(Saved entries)
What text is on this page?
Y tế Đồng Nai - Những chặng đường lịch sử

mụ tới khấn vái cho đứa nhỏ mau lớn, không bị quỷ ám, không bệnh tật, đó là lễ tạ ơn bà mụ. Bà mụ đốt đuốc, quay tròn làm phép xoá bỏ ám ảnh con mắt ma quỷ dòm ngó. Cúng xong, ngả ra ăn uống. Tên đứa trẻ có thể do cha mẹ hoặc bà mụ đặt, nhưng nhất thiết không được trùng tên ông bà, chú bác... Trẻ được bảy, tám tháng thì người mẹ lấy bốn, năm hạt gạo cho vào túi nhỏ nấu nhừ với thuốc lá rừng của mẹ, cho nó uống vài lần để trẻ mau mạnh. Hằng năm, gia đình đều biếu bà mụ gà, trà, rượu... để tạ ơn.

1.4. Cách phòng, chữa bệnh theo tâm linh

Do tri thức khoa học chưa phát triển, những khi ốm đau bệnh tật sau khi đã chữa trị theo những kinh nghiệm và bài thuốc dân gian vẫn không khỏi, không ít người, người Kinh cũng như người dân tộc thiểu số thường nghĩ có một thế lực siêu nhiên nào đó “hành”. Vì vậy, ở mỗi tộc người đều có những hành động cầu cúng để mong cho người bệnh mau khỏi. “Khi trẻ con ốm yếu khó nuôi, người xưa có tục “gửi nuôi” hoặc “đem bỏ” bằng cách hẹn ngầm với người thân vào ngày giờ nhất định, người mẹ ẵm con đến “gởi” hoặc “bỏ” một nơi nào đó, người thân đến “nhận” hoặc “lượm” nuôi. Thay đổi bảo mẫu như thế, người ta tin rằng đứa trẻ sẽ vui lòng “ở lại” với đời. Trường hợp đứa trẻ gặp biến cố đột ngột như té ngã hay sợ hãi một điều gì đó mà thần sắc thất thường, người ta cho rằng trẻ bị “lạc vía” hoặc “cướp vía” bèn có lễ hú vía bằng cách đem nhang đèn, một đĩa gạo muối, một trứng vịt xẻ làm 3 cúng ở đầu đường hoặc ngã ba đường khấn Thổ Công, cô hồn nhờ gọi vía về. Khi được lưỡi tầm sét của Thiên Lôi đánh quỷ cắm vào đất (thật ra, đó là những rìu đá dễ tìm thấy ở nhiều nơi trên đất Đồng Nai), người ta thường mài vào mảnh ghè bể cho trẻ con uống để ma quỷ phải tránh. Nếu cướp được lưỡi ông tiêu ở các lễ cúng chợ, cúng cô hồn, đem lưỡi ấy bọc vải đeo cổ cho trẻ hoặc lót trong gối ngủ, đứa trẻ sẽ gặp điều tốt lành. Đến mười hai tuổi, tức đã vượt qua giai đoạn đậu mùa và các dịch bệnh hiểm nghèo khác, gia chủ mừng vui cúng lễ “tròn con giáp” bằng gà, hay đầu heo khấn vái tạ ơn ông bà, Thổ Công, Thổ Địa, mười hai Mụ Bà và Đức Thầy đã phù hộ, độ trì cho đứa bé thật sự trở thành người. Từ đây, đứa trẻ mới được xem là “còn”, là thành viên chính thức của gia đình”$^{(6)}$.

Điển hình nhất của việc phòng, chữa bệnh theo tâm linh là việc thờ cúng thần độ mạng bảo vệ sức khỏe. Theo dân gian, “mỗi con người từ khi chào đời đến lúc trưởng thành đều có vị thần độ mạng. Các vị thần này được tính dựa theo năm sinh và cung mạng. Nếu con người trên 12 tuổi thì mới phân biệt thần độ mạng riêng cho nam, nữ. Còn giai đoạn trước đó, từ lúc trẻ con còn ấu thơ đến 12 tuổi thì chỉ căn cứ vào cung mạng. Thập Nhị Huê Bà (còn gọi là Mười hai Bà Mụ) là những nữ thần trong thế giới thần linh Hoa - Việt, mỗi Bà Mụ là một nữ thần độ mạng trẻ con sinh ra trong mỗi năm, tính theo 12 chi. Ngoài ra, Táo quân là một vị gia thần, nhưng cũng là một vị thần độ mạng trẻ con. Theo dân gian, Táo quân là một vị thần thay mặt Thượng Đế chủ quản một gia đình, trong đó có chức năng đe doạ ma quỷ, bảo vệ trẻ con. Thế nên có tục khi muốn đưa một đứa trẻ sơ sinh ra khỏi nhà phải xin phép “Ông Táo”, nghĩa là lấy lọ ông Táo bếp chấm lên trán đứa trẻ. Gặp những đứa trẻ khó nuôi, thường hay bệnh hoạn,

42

## WHAT NEEDS TO BE DONE
Restate every record exactly, leaving nothing out.

## REPLY
What text is on this page?
Y tế Đồng Nai - Những chặng đường lịch sử

mụ tới khấn vái cho đứa nhỏ mau lớn, không bị quỷ ám, không bệnh tật, đó là lễ tạ ơn bà mụ. Bà mụ đốt đuốc, quay tròn làm phép xoá bỏ ám ảnh con mắt ma quỷ dòm ngó. Cúng xong, ngả ra ăn uống. Tên đứa trẻ có thể do cha mẹ hoặc bà mụ đặt, nhưng nhất thiết không được trùng tên ông bà, chú bác... Trẻ được bảy, tám tháng thì người mẹ lấy bốn, năm hạt gạo cho vào túi nhỏ nấu nhừ với thuốc lá rừng của mẹ, cho nó uống vài lần để trẻ mau mạnh. Hằng năm, gia đình đều biếu bà mụ gà, trà, rượu... để tạ ơn.

1.4. Cách phòng, chữa bệnh theo tâm linh

Do tri thức khoa học chưa phát triển, những khi ốm đau bệnh tật sau khi đã chữa trị theo những kinh nghiệm và bài thuốc dân gian vẫn không khỏi, không ít người, người Kinh cũng như người dân tộc thiểu số thường nghĩ có một thế lực siêu nhiên nào đó “hành”. Vì vậy, ở mỗi tộc người đều có những hành động cầu cúng để mong cho người bệnh mau khỏi. “Khi trẻ con ốm yếu khó nuôi, người xưa có tục “gửi nuôi” hoặc “đem bỏ” bằng cách hẹn ngầm với người thân vào ngày giờ nhất định, người mẹ ẵm con đến “gởi” hoặc “bỏ” một nơi nào đó, người thân đến “nhận” hoặc “lượm” nuôi. Thay đổi bảo mẫu như thế, người ta tin rằng đứa trẻ sẽ vui lòng “ở lại” với đời. Trường hợp đứa trẻ gặp biến cố đột ngột như té ngã hay sợ hãi một điều gì đó mà thần sắc thất thường, người ta cho rằng trẻ bị “lạc vía” hoặc “cướp vía” bèn có lễ hú vía bằng cách đem nhang đèn, một đĩa gạo muối, một trứng vịt xẻ làm 3 cúng ở đầu đường hoặc ngã ba đường khấn Thổ Công, cô hồn nhờ gọi vía về. Khi được lưỡi tầm sét của Thiên Lôi đánh quỷ cắm vào đất (thật ra, đó là những rìu đá dễ tìm thấy ở nhiều nơi trên đất Đồng Nai), người ta thường mài vào mảnh ghè bể cho trẻ con uống để ma quỷ phải tránh. Nếu cướp được lưỡi ông tiêu ở các lễ cúng chợ, cúng cô hồn, đem lưỡi ấy bọc vải đeo cổ cho trẻ hoặc lót trong gối ngủ, đứa trẻ sẽ gặp điều tốt lành. Đến mười hai tuổi, tức đã vượt qua giai đoạn đậu mùa và các dịch bệnh hiểm nghèo khác, gia chủ mừng vui cúng lễ “tròn con giáp” bằng gà, hay đầu heo khấn vái tạ ơn ông bà, Thổ Công, Thổ Địa, mười hai Mụ Bà và Đức Thầy đã phù hộ, độ trì cho đứa bé thật sự trở thành người. Từ đây, đứa trẻ mới được xem là “còn”, là thành viên chính thức của gia đình”$^{(6)}$.

Điển hình nhất của việc phòng, chữa bệnh theo tâm linh là việc thờ cúng thần độ mạng bảo vệ sức khỏe. Theo dân gian, “mỗi con người từ khi chào đời đến lúc trưởng thành đều có vị thần độ mạng. Các vị thần này được tính dựa theo năm sinh và cung mạng. Nếu con người trên 12 tuổi thì mới phân biệt thần độ mạng riêng cho nam, nữ. Còn giai đoạn trước đó, từ lúc trẻ con còn ấu thơ đến 12 tuổi thì chỉ căn cứ vào cung mạng. Thập Nhị Huê Bà (còn gọi là Mười hai Bà Mụ) là những nữ thần trong thế giới thần linh Hoa - Việt, mỗi Bà Mụ là một nữ thần độ mạng trẻ con sinh ra trong mỗi năm, tính theo 12 chi. Ngoài ra, Táo quân là một vị gia thần, nhưng cũng là một vị thần độ mạng trẻ con. Theo dân gian, Táo quân là một vị thần thay mặt Thượng Đế chủ quản một gia đình, trong đó có chức năng đe doạ ma quỷ, bảo vệ trẻ con. Thế nên có tục khi muốn đưa một đứa trẻ sơ sinh ra khỏi nhà phải xin phép “Ông Táo”, nghĩa là lấy lọ ông Táo bếp chấm lên trán đứa trẻ. Gặp những đứa trẻ khó nuôi, thường hay bệnh hoạn,

42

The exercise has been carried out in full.